# Stored records
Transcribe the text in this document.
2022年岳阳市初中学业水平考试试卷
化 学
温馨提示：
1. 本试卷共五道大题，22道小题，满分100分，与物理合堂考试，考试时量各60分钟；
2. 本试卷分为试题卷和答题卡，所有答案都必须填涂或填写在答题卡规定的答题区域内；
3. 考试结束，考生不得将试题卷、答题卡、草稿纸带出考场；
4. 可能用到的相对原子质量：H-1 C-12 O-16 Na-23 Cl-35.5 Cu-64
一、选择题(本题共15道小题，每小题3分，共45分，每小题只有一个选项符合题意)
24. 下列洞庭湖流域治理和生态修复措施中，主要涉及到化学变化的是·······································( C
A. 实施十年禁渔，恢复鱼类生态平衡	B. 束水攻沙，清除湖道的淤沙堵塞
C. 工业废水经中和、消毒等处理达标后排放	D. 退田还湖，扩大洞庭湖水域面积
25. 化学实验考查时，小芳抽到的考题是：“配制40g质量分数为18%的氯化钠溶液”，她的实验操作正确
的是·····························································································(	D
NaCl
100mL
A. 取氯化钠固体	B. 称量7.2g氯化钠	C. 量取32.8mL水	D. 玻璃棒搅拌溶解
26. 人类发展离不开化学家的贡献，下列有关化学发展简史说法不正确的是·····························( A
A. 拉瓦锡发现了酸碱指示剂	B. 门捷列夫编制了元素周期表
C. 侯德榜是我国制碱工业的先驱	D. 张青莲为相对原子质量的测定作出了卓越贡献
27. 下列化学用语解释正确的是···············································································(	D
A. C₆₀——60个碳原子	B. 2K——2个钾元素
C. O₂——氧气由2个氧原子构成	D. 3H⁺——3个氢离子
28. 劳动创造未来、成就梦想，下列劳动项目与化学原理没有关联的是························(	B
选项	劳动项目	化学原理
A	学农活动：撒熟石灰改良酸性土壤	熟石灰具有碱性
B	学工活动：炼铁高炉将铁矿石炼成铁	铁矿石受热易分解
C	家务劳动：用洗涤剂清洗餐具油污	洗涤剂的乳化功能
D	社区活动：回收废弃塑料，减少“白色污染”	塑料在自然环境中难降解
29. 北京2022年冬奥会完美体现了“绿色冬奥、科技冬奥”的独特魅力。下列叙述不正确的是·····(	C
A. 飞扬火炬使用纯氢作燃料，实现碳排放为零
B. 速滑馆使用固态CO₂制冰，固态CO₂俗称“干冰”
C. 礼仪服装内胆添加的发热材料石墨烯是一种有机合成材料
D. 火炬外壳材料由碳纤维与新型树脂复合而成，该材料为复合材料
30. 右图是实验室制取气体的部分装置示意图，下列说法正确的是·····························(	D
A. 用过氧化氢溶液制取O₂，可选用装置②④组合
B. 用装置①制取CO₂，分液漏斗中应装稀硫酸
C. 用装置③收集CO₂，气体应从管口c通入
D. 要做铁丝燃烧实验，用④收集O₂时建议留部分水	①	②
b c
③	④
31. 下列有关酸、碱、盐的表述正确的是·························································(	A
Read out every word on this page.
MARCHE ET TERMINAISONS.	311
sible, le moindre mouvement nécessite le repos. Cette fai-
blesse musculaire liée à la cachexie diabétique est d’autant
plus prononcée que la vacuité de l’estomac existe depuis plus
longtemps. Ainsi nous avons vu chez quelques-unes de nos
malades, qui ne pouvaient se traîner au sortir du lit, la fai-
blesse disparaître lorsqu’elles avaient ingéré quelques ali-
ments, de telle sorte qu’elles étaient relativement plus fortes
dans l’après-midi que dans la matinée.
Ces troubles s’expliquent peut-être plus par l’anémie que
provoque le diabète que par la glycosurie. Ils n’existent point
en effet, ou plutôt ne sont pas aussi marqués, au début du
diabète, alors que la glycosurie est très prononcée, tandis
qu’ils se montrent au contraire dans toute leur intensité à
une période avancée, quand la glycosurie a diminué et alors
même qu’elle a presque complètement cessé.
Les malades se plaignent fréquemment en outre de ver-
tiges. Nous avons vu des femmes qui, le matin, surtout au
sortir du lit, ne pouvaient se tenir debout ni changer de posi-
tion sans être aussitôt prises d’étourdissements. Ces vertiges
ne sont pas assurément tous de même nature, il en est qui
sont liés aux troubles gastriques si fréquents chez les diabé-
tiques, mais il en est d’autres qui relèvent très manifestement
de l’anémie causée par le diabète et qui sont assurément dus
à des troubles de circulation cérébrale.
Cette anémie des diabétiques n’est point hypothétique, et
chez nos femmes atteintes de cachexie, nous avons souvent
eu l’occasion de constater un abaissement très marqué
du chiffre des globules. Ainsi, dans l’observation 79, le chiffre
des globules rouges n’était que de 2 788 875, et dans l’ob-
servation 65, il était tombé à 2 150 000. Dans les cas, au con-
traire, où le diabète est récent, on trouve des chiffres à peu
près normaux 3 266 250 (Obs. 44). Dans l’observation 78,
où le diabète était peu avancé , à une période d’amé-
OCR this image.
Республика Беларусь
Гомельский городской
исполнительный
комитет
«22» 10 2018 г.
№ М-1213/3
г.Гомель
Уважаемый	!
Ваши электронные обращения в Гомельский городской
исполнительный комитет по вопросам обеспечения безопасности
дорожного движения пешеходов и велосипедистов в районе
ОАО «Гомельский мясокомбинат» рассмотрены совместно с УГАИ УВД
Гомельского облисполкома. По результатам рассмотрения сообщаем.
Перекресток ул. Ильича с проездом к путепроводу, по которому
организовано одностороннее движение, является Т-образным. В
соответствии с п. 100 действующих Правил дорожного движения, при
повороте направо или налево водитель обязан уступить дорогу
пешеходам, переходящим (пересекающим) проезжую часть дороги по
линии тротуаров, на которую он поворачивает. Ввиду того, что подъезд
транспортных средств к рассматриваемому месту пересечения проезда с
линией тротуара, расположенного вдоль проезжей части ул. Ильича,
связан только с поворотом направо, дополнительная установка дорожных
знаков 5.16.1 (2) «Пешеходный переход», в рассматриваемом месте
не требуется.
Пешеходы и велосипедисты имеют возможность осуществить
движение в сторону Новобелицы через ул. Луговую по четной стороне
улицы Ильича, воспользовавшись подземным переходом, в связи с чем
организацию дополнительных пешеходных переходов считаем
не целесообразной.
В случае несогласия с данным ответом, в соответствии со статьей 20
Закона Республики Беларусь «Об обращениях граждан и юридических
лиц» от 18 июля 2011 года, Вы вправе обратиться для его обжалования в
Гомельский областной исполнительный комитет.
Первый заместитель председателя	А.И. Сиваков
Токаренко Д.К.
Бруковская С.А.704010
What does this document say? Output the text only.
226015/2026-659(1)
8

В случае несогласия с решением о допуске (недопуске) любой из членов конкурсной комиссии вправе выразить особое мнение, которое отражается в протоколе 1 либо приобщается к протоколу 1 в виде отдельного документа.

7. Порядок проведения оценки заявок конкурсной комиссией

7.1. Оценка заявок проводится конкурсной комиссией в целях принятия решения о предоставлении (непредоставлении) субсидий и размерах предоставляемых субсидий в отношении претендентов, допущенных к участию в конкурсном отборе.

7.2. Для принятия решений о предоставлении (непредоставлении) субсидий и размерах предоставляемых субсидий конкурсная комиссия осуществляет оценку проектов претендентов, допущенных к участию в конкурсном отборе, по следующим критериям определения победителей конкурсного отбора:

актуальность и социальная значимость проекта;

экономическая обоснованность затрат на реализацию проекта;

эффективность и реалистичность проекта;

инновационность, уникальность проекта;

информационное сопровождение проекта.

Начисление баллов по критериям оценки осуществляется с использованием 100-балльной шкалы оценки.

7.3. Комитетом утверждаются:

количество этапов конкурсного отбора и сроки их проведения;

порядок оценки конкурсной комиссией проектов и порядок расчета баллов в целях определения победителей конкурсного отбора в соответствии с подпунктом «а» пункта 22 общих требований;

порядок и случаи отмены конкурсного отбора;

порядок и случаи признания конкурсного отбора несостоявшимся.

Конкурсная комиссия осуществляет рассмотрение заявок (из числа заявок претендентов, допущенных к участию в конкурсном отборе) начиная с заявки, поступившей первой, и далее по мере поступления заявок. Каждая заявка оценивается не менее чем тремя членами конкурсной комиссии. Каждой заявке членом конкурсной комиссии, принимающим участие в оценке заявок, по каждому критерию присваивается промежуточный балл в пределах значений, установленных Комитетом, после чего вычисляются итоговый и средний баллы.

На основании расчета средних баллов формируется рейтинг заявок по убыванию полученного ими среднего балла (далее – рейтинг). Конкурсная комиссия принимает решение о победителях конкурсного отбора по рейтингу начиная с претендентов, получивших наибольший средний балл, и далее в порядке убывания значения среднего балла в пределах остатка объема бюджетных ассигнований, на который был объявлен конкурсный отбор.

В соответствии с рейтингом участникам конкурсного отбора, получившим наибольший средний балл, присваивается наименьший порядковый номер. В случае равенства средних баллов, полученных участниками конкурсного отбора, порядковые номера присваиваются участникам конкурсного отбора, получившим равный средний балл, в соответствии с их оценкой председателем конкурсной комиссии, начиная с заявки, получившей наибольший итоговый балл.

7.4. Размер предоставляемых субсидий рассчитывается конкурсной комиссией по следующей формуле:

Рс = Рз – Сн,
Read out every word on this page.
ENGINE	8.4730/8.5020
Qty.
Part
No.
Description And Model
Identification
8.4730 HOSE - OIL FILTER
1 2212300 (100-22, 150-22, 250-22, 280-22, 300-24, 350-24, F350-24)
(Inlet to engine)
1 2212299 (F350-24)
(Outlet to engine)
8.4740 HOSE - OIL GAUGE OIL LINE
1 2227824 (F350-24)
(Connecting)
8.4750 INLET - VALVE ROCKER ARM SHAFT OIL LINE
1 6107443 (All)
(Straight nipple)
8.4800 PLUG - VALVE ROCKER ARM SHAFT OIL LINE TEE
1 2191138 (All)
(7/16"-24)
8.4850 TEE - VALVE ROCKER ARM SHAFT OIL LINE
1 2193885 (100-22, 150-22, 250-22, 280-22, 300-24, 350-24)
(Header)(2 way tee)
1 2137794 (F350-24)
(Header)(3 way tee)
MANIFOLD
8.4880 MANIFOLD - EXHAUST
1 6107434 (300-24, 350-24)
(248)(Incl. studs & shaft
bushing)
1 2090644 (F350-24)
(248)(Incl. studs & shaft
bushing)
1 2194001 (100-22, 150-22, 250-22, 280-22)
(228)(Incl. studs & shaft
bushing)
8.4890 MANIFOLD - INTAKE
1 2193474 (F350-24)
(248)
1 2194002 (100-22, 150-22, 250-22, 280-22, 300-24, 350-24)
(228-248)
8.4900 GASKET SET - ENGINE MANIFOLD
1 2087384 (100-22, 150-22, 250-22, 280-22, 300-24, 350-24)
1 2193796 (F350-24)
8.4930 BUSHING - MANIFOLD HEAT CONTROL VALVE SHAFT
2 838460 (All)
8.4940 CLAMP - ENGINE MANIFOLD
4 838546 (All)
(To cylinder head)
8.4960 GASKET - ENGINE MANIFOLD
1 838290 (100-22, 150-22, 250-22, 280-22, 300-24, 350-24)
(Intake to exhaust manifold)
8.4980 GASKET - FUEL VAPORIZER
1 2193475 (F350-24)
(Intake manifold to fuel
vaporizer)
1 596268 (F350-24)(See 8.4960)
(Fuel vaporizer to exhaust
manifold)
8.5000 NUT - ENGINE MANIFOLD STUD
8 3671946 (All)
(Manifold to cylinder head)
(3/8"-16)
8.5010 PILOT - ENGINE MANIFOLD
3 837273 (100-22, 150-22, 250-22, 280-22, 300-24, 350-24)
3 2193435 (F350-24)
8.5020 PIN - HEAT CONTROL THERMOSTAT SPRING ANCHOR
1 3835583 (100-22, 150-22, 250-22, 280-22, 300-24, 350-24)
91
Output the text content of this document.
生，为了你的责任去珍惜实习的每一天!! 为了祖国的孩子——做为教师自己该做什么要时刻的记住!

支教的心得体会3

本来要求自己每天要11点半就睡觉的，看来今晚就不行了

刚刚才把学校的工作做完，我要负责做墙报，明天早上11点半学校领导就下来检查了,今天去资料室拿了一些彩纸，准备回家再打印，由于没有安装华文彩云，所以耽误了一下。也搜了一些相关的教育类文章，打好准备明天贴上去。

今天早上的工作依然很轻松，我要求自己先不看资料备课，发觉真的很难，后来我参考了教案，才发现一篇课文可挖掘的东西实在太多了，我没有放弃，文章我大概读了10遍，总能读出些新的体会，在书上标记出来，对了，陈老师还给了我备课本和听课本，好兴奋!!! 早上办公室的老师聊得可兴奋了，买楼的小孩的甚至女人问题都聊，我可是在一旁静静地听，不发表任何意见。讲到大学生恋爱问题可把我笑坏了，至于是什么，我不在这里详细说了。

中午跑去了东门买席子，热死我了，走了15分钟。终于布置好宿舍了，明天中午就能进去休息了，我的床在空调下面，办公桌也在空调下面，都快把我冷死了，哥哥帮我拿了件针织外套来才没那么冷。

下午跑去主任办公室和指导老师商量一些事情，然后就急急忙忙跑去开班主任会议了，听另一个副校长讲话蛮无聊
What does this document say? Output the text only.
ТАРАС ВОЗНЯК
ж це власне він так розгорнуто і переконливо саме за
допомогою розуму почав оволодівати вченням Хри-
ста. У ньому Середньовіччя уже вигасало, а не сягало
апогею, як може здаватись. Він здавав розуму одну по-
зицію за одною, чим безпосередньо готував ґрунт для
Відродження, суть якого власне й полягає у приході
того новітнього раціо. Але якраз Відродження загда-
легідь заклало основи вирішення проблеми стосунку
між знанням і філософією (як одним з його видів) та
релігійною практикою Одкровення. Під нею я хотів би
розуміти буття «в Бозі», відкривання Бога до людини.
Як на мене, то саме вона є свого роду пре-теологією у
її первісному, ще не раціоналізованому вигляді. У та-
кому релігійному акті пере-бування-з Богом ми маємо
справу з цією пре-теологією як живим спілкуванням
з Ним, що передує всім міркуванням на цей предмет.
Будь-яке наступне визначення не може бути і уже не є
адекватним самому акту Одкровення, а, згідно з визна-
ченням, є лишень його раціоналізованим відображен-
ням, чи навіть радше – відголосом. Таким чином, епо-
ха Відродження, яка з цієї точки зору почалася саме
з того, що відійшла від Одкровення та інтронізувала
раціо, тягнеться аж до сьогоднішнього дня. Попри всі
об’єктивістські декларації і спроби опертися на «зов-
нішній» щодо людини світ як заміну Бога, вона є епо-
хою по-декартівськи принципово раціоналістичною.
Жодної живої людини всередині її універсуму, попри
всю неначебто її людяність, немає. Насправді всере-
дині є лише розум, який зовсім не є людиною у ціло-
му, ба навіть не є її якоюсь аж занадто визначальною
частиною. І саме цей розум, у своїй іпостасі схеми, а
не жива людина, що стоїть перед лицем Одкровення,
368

# Task directions
In the material above, find the lines that contain "городской" and show them.

# Result
Гомельский городской
Ваши электронные обращения в Гомельский городской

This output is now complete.